__DIRECTIONS__
Provide an exact reproduction of every entry.

-- begin --

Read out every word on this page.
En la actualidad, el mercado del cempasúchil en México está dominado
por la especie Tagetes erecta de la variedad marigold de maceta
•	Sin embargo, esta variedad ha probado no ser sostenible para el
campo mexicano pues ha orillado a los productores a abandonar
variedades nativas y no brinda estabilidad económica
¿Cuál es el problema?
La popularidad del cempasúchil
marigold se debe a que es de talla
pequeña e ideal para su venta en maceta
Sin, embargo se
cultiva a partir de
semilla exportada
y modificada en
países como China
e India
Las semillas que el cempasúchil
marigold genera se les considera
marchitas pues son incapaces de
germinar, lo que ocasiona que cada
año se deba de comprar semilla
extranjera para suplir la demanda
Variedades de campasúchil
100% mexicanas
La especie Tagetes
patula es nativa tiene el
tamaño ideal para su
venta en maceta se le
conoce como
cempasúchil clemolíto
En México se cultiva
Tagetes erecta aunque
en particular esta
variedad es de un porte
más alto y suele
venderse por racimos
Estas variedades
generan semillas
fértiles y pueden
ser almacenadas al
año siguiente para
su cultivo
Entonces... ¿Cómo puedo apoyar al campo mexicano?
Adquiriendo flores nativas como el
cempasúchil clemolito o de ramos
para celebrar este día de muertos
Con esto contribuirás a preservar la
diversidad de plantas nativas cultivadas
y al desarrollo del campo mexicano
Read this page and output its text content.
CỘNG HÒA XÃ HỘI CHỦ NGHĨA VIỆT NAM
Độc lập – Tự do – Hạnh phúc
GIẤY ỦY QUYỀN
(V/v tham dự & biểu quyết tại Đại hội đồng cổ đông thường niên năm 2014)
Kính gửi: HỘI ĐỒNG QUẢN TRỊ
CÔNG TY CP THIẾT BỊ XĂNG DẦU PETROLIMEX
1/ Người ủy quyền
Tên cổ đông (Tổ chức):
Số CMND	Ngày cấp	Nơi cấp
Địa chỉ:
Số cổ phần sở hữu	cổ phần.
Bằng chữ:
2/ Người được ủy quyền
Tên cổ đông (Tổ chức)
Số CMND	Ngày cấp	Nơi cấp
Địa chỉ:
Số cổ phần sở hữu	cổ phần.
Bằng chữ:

-- end --

__TASK ANSWER__
Read out every word on this page.
En la actualidad, el mercado del cempasúchil en México está dominado
por la especie Tagetes erecta de la variedad marigold de maceta
•	Sin embargo, esta variedad ha probado no ser sostenible para el
campo mexicano pues ha orillado a los productores a abandonar
variedades nativas y no brinda estabilidad económica
¿Cuál es el problema?
La popularidad del cempasúchil
marigold se debe a que es de talla
pequeña e ideal para su venta en maceta
Sin, embargo se
cultiva a partir de
semilla exportada
y modificada en
países como China
e India
Las semillas que el cempasúchil
marigold genera se les considera
marchitas pues son incapaces de
germinar, lo que ocasiona que cada
año se deba de comprar semilla
extranjera para suplir la demanda
Variedades de campasúchil
100% mexicanas
La especie Tagetes
patula es nativa tiene el
tamaño ideal para su
venta en maceta se le
conoce como
cempasúchil clemolíto
En México se cultiva
Tagetes erecta aunque
en particular esta
variedad es de un porte
más alto y suele
venderse por racimos
Estas variedades
generan semillas
fértiles y pueden
ser almacenadas al
año siguiente para
su cultivo
Entonces... ¿Cómo puedo apoyar al campo mexicano?
Adquiriendo flores nativas como el
cempasúchil clemolito o de ramos
para celebrar este día de muertos
Con esto contribuirás a preservar la
diversidad de plantas nativas cultivadas
y al desarrollo del campo mexicano
Read this page and output its text content.
CỘNG HÒA XÃ HỘI CHỦ NGHĨA VIỆT NAM
Độc lập – Tự do – Hạnh phúc
GIẤY ỦY QUYỀN
(V/v tham dự & biểu quyết tại Đại hội đồng cổ đông thường niên năm 2014)
Kính gửi: HỘI ĐỒNG QUẢN TRỊ
CÔNG TY CP THIẾT BỊ XĂNG DẦU PETROLIMEX
1/ Người ủy quyền
Tên cổ đông (Tổ chức):
Số CMND	Ngày cấp	Nơi cấp
Địa chỉ:
Số cổ phần sở hữu	cổ phần.
Bằng chữ:
2/ Người được ủy quyền
Tên cổ đông (Tổ chức)
Số CMND	Ngày cấp	Nơi cấp
Địa chỉ:
Số cổ phần sở hữu	cổ phần.
Bằng chữ:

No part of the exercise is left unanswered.